▸ Figure data in JSON
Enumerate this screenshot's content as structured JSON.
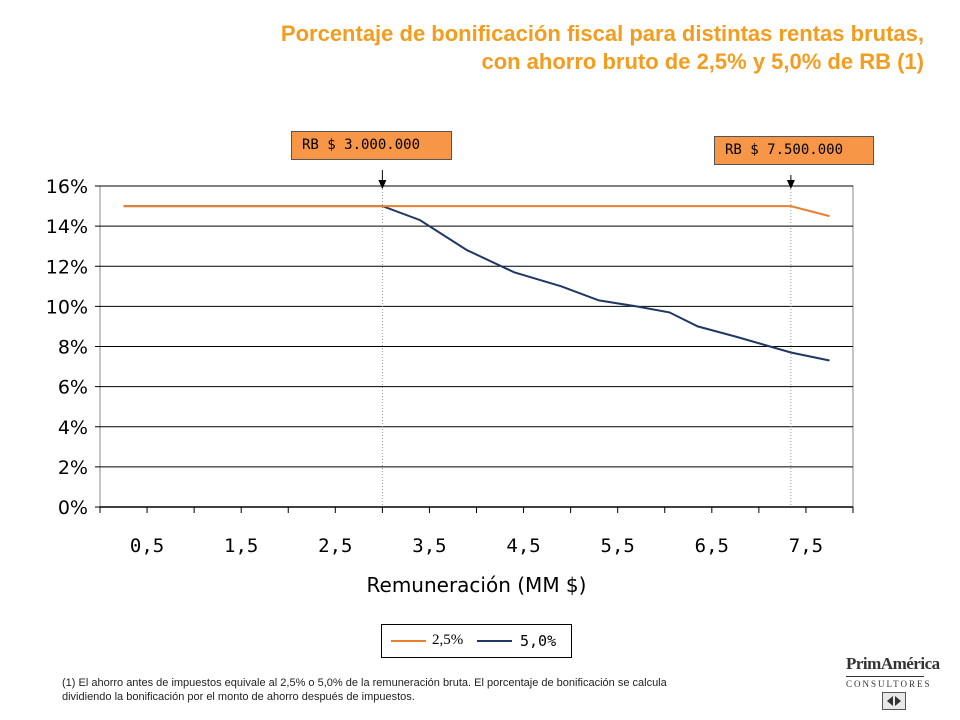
{
  "title": {
    "line1": "Porcentaje de bonificación fiscal para distintas rentas brutas,",
    "line2": "con ahorro bruto de 2,5% y 5,0% de RB (1)"
  },
  "annotations": [
    {
      "label": "RB $ 3.000.000",
      "x": 3.0
    },
    {
      "label": "RB $ 7.500.000",
      "x": 7.34
    }
  ],
  "chart_data": {
    "type": "line",
    "xlabel": "Remuneración (MM $)",
    "ylabel": "",
    "xlim": [
      0,
      8
    ],
    "ylim": [
      0,
      0.16
    ],
    "x_ticks": [
      "0,5",
      "1,5",
      "2,5",
      "3,5",
      "4,5",
      "5,5",
      "6,5",
      "7,5"
    ],
    "y_ticks": [
      "0%",
      "2%",
      "4%",
      "6%",
      "8%",
      "10%",
      "12%",
      "14%",
      "16%"
    ],
    "grid": "horizontal",
    "series": [
      {
        "name": "2,5%",
        "color": "#e8802e",
        "x": [
          0.25,
          3.0,
          7.34,
          7.75
        ],
        "y": [
          0.15,
          0.15,
          0.15,
          0.145
        ]
      },
      {
        "name": "5,0%",
        "color": "#1f3864",
        "x": [
          0.25,
          3.0,
          3.4,
          3.9,
          4.4,
          4.9,
          5.3,
          5.7,
          6.05,
          6.35,
          6.75,
          7.34,
          7.75
        ],
        "y": [
          0.15,
          0.15,
          0.143,
          0.128,
          0.117,
          0.11,
          0.103,
          0.1,
          0.097,
          0.09,
          0.085,
          0.077,
          0.073
        ]
      }
    ]
  },
  "legend": {
    "items": [
      "2,5%",
      "5,0%"
    ]
  },
  "footnote": {
    "line1": "(1) El ahorro antes de impuestos equivale al 2,5% o 5,0% de la remuneración bruta. El porcentaje de bonificación se calcula",
    "line2": "dividiendo la bonificación por el monto de ahorro después de impuestos."
  },
  "logo": {
    "brand": "PrimAmérica",
    "sub": "CONSULTORES"
  }
}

▸ DIRECTION
Every entry above should be duplicated exactly. Do not include the images.

▸ TASK SOLUTION
Enumerate this screenshot's content as structured JSON.
{
  "title": {
    "line1": "Porcentaje de bonificación fiscal para distintas rentas brutas,",
    "line2": "con ahorro bruto de 2,5% y 5,0% de RB (1)"
  },
  "annotations": [
    {
      "label": "RB $ 3.000.000",
      "x": 3.0
    },
    {
      "label": "RB $ 7.500.000",
      "x": 7.34
    }
  ],
  "chart_data": {
    "type": "line",
    "xlabel": "Remuneración (MM $)",
    "ylabel": "",
    "xlim": [
      0,
      8
    ],
    "ylim": [
      0,
      0.16
    ],
    "x_ticks": [
      "0,5",
      "1,5",
      "2,5",
      "3,5",
      "4,5",
      "5,5",
      "6,5",
      "7,5"
    ],
    "y_ticks": [
      "0%",
      "2%",
      "4%",
      "6%",
      "8%",
      "10%",
      "12%",
      "14%",
      "16%"
    ],
    "grid": "horizontal",
    "series": [
      {
        "name": "2,5%",
        "color": "#e8802e",
        "x": [
          0.25,
          3.0,
          7.34,
          7.75
        ],
        "y": [
          0.15,
          0.15,
          0.15,
          0.145
        ]
      },
      {
        "name": "5,0%",
        "color": "#1f3864",
        "x": [
          0.25,
          3.0,
          3.4,
          3.9,
          4.4,
          4.9,
          5.3,
          5.7,
          6.05,
          6.35,
          6.75,
          7.34,
          7.75
        ],
        "y": [
          0.15,
          0.15,
          0.143,
          0.128,
          0.117,
          0.11,
          0.103,
          0.1,
          0.097,
          0.09,
          0.085,
          0.077,
          0.073
        ]
      }
    ]
  },
  "legend": {
    "items": [
      "2,5%",
      "5,0%"
    ]
  },
  "footnote": {
    "line1": "(1) El ahorro antes de impuestos equivale al 2,5% o 5,0% de la remuneración bruta. El porcentaje de bonificación se calcula",
    "line2": "dividiendo la bonificación por el monto de ahorro después de impuestos."
  },
  "logo": {
    "brand": "PrimAmérica",
    "sub": "CONSULTORES"
  }
}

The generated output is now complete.